• _What you should do_
Look through the lines below and extract each one that contains "this".

[BEGIN Information supplied]

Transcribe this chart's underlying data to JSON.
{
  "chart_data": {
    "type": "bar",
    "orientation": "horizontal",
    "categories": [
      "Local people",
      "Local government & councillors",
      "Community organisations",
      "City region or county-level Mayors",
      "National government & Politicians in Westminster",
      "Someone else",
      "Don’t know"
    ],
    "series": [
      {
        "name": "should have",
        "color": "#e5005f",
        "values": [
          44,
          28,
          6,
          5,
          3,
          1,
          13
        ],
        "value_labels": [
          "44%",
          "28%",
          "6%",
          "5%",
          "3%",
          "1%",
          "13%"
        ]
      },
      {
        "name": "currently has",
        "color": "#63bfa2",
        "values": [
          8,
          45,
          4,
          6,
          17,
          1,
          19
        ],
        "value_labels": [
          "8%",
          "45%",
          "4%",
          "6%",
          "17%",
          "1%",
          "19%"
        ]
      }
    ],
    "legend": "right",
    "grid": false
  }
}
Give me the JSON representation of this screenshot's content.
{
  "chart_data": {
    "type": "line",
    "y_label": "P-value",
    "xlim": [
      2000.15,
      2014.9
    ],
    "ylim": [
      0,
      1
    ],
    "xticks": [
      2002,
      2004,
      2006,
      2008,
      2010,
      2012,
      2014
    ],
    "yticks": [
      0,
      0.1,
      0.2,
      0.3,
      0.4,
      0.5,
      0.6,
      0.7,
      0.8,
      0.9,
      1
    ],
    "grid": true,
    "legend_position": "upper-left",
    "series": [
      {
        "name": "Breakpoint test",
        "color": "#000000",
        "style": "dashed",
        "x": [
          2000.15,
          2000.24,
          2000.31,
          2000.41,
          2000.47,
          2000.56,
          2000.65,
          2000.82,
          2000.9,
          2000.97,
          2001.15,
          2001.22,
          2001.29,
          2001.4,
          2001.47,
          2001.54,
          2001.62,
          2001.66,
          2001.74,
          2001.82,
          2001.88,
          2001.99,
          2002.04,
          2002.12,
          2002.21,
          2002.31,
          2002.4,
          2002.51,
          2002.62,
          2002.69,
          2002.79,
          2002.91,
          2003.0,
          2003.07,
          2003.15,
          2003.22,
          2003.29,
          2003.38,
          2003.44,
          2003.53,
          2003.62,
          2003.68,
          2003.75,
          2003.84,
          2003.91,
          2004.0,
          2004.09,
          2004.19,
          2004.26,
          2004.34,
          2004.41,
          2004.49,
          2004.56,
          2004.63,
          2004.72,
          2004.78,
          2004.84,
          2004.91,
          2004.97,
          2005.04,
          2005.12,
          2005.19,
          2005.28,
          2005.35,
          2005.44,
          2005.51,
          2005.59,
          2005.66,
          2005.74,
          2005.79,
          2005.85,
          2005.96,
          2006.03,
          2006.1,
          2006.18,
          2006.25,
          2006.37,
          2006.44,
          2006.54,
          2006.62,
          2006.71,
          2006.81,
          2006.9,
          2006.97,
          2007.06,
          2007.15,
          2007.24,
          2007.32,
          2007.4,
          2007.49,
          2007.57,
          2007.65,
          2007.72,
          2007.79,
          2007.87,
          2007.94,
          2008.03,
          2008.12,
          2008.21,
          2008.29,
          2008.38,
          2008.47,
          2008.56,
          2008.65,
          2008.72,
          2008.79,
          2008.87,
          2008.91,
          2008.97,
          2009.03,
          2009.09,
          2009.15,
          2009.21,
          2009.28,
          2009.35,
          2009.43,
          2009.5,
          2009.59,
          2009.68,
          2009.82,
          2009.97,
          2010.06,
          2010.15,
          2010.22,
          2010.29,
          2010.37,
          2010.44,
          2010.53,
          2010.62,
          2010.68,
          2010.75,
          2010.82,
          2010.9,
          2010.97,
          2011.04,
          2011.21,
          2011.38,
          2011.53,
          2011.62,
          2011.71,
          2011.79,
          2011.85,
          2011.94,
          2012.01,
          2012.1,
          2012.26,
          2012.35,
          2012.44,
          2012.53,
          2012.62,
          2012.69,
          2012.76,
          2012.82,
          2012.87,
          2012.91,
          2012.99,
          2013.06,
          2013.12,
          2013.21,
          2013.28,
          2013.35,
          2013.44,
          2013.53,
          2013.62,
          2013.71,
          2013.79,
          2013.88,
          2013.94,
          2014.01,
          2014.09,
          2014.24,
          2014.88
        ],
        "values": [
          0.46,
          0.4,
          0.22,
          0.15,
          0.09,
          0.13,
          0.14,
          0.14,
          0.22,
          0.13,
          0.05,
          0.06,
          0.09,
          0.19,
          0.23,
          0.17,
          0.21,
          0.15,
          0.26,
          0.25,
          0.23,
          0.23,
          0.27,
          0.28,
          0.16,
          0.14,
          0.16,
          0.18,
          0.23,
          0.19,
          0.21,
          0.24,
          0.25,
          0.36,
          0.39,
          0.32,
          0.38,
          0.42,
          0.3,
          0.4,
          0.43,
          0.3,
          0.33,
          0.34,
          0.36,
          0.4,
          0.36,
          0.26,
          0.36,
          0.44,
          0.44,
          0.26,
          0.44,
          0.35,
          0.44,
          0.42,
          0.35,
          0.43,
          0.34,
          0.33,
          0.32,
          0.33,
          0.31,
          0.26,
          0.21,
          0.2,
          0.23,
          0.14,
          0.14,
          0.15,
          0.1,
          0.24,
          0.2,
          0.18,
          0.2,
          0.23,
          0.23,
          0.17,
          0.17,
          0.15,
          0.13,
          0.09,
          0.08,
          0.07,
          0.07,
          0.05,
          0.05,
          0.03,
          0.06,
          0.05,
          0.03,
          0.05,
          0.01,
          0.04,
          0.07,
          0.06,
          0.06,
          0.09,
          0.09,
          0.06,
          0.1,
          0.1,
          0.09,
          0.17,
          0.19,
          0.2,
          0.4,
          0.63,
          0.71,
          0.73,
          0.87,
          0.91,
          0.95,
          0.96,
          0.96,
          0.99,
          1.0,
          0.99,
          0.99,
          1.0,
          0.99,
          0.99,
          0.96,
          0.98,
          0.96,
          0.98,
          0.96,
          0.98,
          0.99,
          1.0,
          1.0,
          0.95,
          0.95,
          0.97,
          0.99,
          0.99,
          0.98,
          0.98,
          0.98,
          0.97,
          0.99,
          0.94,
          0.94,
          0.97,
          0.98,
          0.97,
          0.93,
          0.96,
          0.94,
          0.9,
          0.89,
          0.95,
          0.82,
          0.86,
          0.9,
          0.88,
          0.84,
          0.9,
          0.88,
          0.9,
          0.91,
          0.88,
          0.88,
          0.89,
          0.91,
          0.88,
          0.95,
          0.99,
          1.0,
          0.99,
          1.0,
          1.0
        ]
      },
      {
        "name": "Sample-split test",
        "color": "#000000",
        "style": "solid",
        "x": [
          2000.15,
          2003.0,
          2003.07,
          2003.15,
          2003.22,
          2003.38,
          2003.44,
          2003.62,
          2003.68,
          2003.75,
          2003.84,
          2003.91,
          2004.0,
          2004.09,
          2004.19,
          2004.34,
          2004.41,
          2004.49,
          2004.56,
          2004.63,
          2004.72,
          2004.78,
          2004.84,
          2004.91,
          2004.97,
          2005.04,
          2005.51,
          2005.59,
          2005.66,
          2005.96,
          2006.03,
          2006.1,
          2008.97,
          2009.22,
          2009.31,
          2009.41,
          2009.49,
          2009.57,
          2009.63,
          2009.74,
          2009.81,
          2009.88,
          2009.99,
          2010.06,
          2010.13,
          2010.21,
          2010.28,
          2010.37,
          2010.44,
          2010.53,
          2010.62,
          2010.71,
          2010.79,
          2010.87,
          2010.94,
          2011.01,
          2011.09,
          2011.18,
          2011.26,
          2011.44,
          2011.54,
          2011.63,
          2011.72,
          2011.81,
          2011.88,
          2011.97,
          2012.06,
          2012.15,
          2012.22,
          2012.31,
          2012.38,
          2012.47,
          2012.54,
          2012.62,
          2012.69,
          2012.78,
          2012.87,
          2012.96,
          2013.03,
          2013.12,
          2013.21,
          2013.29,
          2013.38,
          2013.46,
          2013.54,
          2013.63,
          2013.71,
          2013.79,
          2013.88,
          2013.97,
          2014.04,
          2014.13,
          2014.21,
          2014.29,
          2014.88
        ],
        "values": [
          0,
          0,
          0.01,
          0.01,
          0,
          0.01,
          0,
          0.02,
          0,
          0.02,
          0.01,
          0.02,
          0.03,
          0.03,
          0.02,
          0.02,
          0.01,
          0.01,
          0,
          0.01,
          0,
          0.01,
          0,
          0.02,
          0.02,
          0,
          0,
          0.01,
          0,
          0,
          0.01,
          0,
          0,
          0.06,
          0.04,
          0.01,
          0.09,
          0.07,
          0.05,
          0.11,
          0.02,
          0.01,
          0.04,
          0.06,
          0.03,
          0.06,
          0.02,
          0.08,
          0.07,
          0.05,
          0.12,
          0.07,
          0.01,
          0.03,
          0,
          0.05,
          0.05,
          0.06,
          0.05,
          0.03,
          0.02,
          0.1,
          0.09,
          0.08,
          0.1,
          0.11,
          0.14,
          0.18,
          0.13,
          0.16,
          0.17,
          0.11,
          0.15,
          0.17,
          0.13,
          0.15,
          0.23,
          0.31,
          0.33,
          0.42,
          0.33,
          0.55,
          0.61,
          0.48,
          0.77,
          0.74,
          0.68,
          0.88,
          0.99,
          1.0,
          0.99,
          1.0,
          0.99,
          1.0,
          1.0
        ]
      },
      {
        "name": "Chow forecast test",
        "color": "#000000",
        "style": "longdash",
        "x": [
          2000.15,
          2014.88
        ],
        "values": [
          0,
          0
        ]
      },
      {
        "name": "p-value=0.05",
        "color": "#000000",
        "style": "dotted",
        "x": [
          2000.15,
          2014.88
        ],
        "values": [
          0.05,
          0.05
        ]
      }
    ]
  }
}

[END Information supplied]

• _Exercise answer_
Transcribe this chart's underlying data to JSON.
Give me the JSON representation of this screenshot's content.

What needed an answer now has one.